>> BEGIN INPUT FOR THIS TASK

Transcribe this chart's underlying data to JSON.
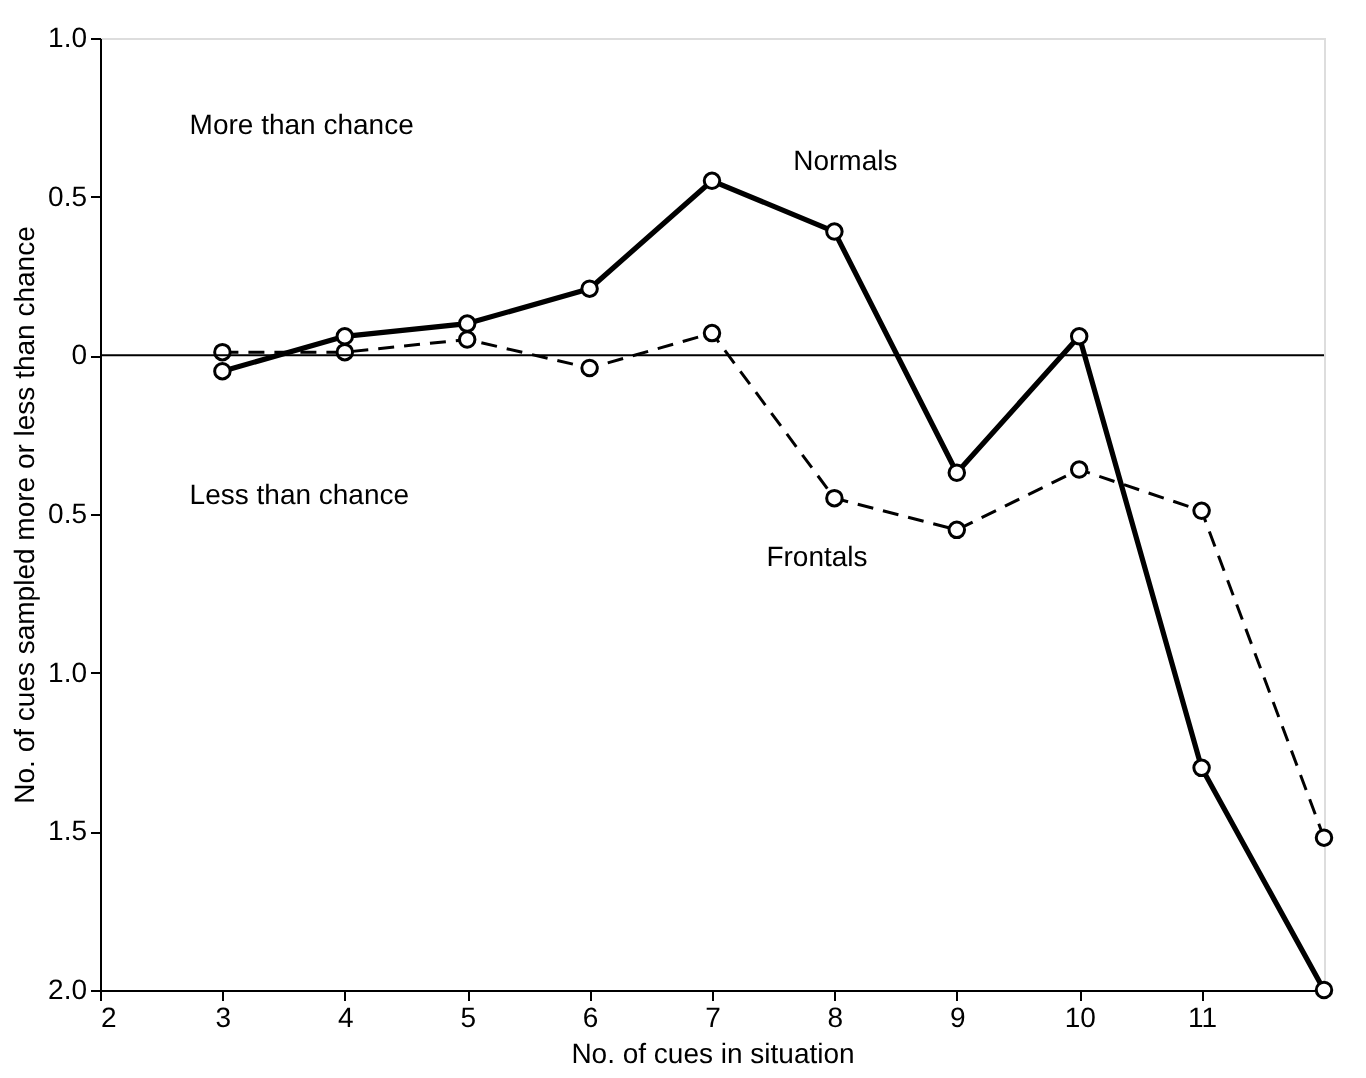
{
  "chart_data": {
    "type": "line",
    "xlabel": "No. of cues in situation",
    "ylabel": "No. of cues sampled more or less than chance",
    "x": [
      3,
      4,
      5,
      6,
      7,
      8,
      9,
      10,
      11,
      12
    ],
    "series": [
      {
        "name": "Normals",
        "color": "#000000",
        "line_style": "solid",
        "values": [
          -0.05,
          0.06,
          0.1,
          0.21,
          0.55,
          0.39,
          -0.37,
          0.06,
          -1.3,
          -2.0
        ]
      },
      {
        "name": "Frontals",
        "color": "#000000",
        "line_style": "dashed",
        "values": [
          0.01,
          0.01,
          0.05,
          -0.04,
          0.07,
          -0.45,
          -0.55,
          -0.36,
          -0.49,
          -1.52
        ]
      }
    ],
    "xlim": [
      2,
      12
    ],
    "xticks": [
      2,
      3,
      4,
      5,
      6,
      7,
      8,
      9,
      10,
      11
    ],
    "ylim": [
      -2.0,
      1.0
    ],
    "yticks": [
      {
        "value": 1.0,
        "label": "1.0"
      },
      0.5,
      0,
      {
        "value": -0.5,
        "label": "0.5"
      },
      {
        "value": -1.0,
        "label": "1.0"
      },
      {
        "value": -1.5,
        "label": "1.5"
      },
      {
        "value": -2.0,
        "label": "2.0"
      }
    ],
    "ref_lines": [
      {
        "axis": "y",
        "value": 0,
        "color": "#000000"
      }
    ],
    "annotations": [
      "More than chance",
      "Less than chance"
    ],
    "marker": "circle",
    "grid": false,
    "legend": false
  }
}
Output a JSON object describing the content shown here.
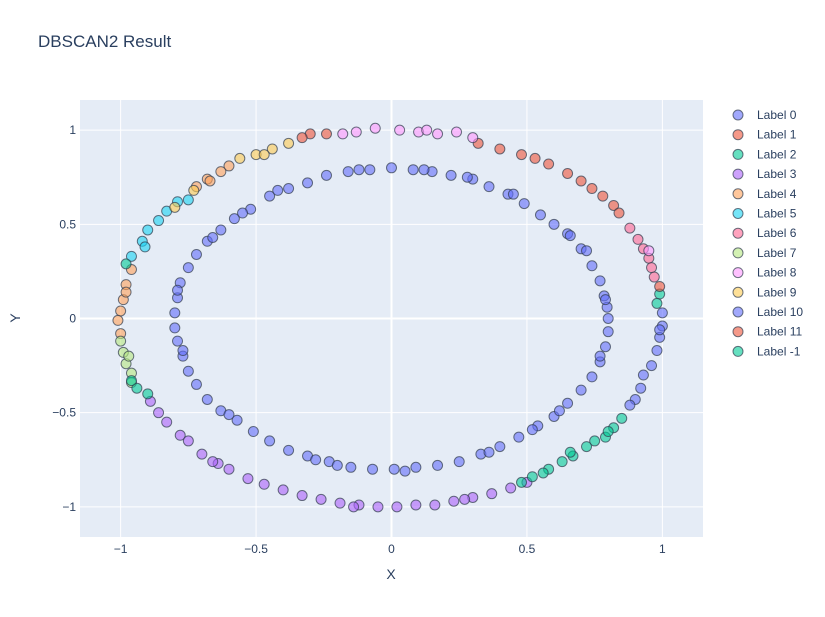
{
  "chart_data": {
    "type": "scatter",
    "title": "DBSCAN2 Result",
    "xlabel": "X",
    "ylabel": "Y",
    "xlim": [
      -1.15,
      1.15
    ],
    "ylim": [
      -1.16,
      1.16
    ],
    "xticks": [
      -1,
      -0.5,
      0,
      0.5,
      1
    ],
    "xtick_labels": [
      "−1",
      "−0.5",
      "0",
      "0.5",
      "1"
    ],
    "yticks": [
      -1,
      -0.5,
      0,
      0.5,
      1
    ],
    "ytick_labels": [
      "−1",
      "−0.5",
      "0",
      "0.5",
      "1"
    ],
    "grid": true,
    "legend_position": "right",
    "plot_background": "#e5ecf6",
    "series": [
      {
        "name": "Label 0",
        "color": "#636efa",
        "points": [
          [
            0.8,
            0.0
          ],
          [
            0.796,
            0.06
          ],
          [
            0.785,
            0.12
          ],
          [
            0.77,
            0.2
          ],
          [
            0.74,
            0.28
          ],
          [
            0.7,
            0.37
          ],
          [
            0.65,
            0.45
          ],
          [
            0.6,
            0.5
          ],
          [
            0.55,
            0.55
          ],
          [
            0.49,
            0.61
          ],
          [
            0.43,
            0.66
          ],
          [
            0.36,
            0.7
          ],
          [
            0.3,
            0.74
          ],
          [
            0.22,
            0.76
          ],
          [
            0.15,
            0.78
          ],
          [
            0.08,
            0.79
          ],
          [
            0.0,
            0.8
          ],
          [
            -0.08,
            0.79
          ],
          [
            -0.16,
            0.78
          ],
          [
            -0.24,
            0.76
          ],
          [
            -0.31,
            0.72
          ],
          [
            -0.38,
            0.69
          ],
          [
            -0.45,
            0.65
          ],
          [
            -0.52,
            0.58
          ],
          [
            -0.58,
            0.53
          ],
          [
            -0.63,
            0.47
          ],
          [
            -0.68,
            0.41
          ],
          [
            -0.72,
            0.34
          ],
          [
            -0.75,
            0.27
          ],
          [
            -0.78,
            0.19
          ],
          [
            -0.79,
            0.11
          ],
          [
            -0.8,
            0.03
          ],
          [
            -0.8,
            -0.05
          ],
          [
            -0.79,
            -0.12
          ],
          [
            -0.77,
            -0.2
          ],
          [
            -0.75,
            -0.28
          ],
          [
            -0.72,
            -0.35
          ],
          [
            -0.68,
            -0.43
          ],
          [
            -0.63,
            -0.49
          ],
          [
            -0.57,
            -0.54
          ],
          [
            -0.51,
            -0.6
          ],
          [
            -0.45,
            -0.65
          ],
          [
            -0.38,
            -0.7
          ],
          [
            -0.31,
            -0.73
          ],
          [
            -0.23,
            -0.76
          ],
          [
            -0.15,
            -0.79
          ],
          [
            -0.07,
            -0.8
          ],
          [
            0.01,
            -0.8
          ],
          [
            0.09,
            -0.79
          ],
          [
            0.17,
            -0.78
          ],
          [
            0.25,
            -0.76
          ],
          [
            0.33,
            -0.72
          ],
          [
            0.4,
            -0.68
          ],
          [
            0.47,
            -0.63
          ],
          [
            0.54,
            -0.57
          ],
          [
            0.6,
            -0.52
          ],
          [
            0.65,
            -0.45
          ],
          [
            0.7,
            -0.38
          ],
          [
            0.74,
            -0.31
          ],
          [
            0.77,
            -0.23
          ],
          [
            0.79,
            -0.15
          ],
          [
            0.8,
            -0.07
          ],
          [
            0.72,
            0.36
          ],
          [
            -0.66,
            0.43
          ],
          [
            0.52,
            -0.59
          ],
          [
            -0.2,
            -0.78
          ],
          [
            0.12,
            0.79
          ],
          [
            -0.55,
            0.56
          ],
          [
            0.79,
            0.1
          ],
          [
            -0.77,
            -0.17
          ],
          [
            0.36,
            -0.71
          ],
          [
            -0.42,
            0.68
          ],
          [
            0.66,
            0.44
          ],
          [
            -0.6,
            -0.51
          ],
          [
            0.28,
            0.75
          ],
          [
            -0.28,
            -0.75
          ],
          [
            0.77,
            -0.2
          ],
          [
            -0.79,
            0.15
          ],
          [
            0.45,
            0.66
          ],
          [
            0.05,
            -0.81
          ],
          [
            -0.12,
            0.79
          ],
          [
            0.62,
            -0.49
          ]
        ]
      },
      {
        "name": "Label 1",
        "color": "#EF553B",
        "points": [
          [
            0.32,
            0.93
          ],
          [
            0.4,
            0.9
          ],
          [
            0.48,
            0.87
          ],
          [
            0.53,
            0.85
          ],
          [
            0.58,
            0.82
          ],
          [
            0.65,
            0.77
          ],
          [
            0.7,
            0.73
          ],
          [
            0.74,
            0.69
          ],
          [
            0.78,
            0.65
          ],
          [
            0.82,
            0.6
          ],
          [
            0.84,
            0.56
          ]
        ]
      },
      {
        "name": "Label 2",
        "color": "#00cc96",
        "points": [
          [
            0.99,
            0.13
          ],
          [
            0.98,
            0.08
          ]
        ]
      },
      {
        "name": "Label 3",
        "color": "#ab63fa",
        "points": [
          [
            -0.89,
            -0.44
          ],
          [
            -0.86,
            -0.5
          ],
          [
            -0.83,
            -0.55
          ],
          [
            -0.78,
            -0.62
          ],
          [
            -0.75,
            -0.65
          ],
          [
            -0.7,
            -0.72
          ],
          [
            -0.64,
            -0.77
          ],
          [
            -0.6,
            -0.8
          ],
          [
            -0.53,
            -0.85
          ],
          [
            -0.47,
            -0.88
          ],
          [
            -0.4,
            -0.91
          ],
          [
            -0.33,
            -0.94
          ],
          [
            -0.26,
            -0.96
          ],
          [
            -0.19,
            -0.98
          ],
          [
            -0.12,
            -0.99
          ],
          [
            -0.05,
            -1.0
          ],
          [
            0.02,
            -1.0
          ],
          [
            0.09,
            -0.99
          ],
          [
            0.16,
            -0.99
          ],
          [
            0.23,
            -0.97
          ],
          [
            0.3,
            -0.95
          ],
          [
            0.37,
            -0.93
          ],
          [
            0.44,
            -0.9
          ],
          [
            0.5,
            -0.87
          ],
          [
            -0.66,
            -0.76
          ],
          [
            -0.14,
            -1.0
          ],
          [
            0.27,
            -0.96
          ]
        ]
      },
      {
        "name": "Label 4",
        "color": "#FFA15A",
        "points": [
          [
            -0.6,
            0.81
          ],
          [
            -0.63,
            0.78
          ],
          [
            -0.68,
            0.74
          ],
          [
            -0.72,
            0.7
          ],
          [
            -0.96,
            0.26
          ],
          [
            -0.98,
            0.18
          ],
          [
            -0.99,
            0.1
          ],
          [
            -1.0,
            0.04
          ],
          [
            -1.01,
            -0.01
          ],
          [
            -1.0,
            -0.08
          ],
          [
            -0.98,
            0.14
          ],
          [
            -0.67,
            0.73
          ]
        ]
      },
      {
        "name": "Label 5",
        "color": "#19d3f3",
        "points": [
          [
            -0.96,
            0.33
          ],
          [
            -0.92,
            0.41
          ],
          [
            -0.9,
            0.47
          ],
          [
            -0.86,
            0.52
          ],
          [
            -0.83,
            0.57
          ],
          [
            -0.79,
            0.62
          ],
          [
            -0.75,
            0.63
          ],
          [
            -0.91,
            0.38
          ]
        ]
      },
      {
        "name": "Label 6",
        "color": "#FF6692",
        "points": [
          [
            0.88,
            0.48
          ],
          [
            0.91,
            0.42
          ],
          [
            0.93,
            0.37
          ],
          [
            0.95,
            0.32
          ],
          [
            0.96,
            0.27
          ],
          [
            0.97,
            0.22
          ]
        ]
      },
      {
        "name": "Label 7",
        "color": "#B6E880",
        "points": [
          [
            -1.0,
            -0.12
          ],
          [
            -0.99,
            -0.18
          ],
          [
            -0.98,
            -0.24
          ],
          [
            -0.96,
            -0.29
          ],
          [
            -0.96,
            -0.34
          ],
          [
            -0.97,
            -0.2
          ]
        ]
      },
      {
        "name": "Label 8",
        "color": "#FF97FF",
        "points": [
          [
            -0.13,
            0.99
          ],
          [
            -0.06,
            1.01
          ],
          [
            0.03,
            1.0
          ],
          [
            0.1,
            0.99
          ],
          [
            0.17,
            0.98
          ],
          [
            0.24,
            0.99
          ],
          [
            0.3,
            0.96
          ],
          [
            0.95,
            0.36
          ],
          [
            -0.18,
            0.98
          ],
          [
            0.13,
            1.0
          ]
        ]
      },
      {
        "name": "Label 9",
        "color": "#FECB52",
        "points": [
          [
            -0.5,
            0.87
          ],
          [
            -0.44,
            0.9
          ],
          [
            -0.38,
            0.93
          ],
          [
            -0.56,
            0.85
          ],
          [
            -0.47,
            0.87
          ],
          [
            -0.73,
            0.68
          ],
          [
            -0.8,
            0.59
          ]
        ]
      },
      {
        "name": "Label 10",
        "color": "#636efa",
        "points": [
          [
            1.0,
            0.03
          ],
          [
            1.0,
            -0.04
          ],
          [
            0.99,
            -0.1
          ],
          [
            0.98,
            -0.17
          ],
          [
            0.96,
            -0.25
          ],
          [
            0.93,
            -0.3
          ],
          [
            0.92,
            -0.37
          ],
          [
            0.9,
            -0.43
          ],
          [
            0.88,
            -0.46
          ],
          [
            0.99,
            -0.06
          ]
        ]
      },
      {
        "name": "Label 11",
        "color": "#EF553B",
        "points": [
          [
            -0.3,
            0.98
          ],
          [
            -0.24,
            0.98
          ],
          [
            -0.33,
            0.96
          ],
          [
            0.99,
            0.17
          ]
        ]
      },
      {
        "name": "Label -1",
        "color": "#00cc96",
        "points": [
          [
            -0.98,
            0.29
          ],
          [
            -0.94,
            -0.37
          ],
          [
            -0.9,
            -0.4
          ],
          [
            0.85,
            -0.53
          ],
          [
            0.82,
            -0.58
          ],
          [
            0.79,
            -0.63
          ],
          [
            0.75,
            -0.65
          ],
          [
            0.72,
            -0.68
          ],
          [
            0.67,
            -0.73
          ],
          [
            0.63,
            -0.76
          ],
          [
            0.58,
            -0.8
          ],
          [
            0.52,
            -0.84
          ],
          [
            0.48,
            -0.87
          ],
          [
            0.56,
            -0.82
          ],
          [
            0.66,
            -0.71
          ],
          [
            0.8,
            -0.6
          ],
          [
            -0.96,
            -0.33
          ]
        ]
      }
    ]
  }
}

>> END INPUT FOR THIS TASK

In the listing above, find the lines holding the word "cues" and copy them.

    "xlabel": "No. of cues in situation",
    "ylabel": "No. of cues sampled more or less than chance",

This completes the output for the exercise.